Task brief:
Copy each entry as it stands, leaving nothing out.

Records for processing:
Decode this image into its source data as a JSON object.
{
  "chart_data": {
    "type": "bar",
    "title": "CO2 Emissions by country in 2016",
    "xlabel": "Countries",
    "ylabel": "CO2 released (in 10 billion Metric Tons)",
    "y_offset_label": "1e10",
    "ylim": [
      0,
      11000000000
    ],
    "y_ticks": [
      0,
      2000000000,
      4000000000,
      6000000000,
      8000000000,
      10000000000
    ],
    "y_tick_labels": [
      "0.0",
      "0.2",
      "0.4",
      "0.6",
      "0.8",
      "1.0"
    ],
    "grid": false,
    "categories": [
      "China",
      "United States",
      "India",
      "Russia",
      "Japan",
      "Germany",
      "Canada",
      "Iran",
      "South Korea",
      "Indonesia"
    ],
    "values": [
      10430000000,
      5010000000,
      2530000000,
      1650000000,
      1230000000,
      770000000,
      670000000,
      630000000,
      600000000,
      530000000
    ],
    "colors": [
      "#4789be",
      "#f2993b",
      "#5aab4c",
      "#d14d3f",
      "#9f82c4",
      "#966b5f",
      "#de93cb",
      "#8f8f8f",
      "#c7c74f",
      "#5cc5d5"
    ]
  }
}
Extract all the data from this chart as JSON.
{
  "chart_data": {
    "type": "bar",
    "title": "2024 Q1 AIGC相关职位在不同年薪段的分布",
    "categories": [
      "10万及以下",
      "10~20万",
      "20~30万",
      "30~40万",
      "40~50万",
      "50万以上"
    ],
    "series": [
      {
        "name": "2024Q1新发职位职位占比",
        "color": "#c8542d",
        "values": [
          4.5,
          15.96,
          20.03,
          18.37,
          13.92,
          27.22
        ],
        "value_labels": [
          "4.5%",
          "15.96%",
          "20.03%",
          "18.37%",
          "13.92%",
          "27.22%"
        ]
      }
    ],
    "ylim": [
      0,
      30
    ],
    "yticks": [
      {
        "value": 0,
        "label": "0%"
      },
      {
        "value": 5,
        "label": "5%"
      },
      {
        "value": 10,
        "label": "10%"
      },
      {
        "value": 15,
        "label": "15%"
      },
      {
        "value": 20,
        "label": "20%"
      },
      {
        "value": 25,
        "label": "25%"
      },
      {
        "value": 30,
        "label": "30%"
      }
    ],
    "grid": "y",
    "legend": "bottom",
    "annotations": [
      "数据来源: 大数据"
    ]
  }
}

Response to this exercise:
Decode this image into its source data as a JSON object.
{
  "chart_data": {
    "type": "bar",
    "title": "CO2 Emissions by country in 2016",
    "xlabel": "Countries",
    "ylabel": "CO2 released (in 10 billion Metric Tons)",
    "y_offset_label": "1e10",
    "ylim": [
      0,
      11000000000
    ],
    "y_ticks": [
      0,
      2000000000,
      4000000000,
      6000000000,
      8000000000,
      10000000000
    ],
    "y_tick_labels": [
      "0.0",
      "0.2",
      "0.4",
      "0.6",
      "0.8",
      "1.0"
    ],
    "grid": false,
    "categories": [
      "China",
      "United States",
      "India",
      "Russia",
      "Japan",
      "Germany",
      "Canada",
      "Iran",
      "South Korea",
      "Indonesia"
    ],
    "values": [
      10430000000,
      5010000000,
      2530000000,
      1650000000,
      1230000000,
      770000000,
      670000000,
      630000000,
      600000000,
      530000000
    ],
    "colors": [
      "#4789be",
      "#f2993b",
      "#5aab4c",
      "#d14d3f",
      "#9f82c4",
      "#966b5f",
      "#de93cb",
      "#8f8f8f",
      "#c7c74f",
      "#5cc5d5"
    ]
  }
}
Extract all the data from this chart as JSON.
{
  "chart_data": {
    "type": "bar",
    "title": "2024 Q1 AIGC相关职位在不同年薪段的分布",
    "categories": [
      "10万及以下",
      "10~20万",
      "20~30万",
      "30~40万",
      "40~50万",
      "50万以上"
    ],
    "series": [
      {
        "name": "2024Q1新发职位职位占比",
        "color": "#c8542d",
        "values": [
          4.5,
          15.96,
          20.03,
          18.37,
          13.92,
          27.22
        ],
        "value_labels": [
          "4.5%",
          "15.96%",
          "20.03%",
          "18.37%",
          "13.92%",
          "27.22%"
        ]
      }
    ],
    "ylim": [
      0,
      30
    ],
    "yticks": [
      {
        "value": 0,
        "label": "0%"
      },
      {
        "value": 5,
        "label": "5%"
      },
      {
        "value": 10,
        "label": "10%"
      },
      {
        "value": 15,
        "label": "15%"
      },
      {
        "value": 20,
        "label": "20%"
      },
      {
        "value": 25,
        "label": "25%"
      },
      {
        "value": 30,
        "label": "30%"
      }
    ],
    "grid": "y",
    "legend": "bottom",
    "annotations": [
      "数据来源: 大数据"
    ]
  }
}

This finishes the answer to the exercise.